Everything in the listing should be restated word for word.

**Data entries**
BEGIN

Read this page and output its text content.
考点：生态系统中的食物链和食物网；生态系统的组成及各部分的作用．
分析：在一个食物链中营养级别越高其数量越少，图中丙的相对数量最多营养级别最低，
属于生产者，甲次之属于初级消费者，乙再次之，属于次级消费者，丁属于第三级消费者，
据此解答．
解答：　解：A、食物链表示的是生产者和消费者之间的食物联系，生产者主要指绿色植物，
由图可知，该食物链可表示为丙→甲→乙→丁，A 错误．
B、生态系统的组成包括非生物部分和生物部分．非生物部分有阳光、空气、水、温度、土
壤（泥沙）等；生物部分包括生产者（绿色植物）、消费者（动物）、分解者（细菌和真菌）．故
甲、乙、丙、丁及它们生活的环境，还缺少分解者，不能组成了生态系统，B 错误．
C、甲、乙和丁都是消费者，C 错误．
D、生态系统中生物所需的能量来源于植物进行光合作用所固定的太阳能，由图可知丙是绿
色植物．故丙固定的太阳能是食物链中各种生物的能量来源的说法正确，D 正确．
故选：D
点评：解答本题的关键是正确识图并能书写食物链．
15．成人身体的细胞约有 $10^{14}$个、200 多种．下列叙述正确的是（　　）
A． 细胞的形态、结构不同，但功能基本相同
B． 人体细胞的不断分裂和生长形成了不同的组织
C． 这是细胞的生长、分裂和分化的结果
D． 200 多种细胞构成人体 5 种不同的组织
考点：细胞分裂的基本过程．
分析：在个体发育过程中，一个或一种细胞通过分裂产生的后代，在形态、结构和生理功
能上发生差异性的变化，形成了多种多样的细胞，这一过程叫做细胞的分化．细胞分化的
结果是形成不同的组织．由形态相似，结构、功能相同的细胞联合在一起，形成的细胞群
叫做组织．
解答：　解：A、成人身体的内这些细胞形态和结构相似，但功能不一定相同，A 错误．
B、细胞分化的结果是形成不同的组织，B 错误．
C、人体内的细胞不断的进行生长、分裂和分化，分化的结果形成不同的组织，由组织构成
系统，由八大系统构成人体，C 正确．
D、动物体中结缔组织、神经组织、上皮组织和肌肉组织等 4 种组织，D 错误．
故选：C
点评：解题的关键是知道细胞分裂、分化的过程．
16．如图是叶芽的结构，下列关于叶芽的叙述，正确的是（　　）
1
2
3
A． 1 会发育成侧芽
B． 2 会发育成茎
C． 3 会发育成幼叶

END

**TASK OUTPUT**
Read this page and output its text content.
考点：生态系统中的食物链和食物网；生态系统的组成及各部分的作用．
分析：在一个食物链中营养级别越高其数量越少，图中丙的相对数量最多营养级别最低，
属于生产者，甲次之属于初级消费者，乙再次之，属于次级消费者，丁属于第三级消费者，
据此解答．
解答：　解：A、食物链表示的是生产者和消费者之间的食物联系，生产者主要指绿色植物，
由图可知，该食物链可表示为丙→甲→乙→丁，A 错误．
B、生态系统的组成包括非生物部分和生物部分．非生物部分有阳光、空气、水、温度、土
壤（泥沙）等；生物部分包括生产者（绿色植物）、消费者（动物）、分解者（细菌和真菌）．故
甲、乙、丙、丁及它们生活的环境，还缺少分解者，不能组成了生态系统，B 错误．
C、甲、乙和丁都是消费者，C 错误．
D、生态系统中生物所需的能量来源于植物进行光合作用所固定的太阳能，由图可知丙是绿
色植物．故丙固定的太阳能是食物链中各种生物的能量来源的说法正确，D 正确．
故选：D
点评：解答本题的关键是正确识图并能书写食物链．
15．成人身体的细胞约有 $10^{14}$个、200 多种．下列叙述正确的是（　　）
A． 细胞的形态、结构不同，但功能基本相同
B． 人体细胞的不断分裂和生长形成了不同的组织
C． 这是细胞的生长、分裂和分化的结果
D． 200 多种细胞构成人体 5 种不同的组织
考点：细胞分裂的基本过程．
分析：在个体发育过程中，一个或一种细胞通过分裂产生的后代，在形态、结构和生理功
能上发生差异性的变化，形成了多种多样的细胞，这一过程叫做细胞的分化．细胞分化的
结果是形成不同的组织．由形态相似，结构、功能相同的细胞联合在一起，形成的细胞群
叫做组织．
解答：　解：A、成人身体的内这些细胞形态和结构相似，但功能不一定相同，A 错误．
B、细胞分化的结果是形成不同的组织，B 错误．
C、人体内的细胞不断的进行生长、分裂和分化，分化的结果形成不同的组织，由组织构成
系统，由八大系统构成人体，C 正确．
D、动物体中结缔组织、神经组织、上皮组织和肌肉组织等 4 种组织，D 错误．
故选：C
点评：解题的关键是知道细胞分裂、分化的过程．
16．如图是叶芽的结构，下列关于叶芽的叙述，正确的是（　　）
1
2
3
A． 1 会发育成侧芽
B． 2 会发育成茎
C． 3 会发育成幼叶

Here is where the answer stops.